## WRITTEN PROBLEM
In the entries below, identify every line with the string "only" and copy it.

Records from a collection
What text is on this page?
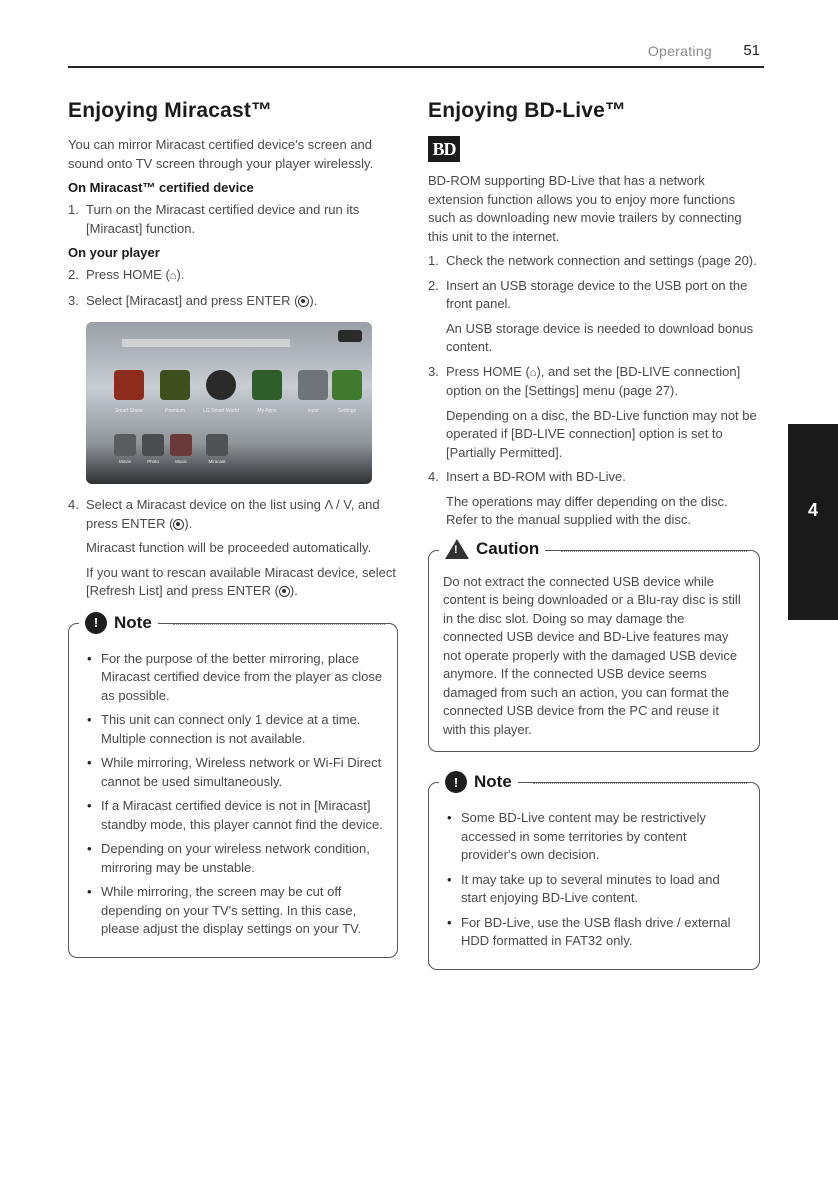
Operating 51
4
Operating
Enjoying Miracast™

You can mirror Miracast certified device's screen and sound onto TV screen through your player wirelessly.

On Miracast™ certified device
1. Turn on the Miracast certified device and run its [Miracast] function.
On your player
2. Press HOME (⌂).
3. Select [Miracast] and press ENTER ( ).
Smart Share	Premium	LG Smart World	My Apps	Input	Settings
Movie	Photo	Music	Miracast
4. Select a Miracast device on the list using Λ / V, and press ENTER ( ).
Miracast function will be proceeded automatically.
If you want to rescan available Miracast device, select [Refresh List] and press ENTER ( ).
! Note
• For the purpose of the better mirroring, place Miracast certified device from the player as close as possible.
• This unit can connect only 1 device at a time. Multiple connection is not available.
• While mirroring, Wireless network or Wi-Fi Direct cannot be used simultaneously.
• If a Miracast certified device is not in [Miracast] standby mode, this player cannot find the device.
• Depending on your wireless network condition, mirroring may be unstable.
• While mirroring, the screen may be cut off depending on your TV's setting. In this case, please adjust the display settings on your TV.
Enjoying BD-Live™
BD

BD-ROM supporting BD-Live that has a network extension function allows you to enjoy more functions such as downloading new movie trailers by connecting this unit to the internet.

1. Check the network connection and settings (page 20).
2. Insert an USB storage device to the USB port on the front panel.
An USB storage device is needed to download bonus content.
3. Press HOME (⌂), and set the [BD-LIVE connection] option on the [Settings] menu (page 27).
Depending on a disc, the BD-Live function may not be operated if [BD-LIVE connection] option is set to [Partially Permitted].
4. Insert a BD-ROM with BD-Live.
The operations may differ depending on the disc. Refer to the manual supplied with the disc.
!
Caution

Do not extract the connected USB device while content is being downloaded or a Blu-ray disc is still in the disc slot. Doing so may damage the connected USB device and BD-Live features may not operate properly with the damaged USB device anymore. If the connected USB device seems damaged from such an action, you can format the connected USB device from the PC and reuse it with this player.

! Note
• Some BD-Live content may be restrictively accessed in some territories by content provider's own decision.
• It may take up to several minutes to load and start enjoying BD-Live content.
• For BD-Live, use the USB flash drive / external HDD formatted in FAT32 only.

## SOLVED EXERCISE
• This unit can connect only 1 device at a time. Multiple connection is not available.
• For BD-Live, use the USB flash drive / external HDD formatted in FAT32 only.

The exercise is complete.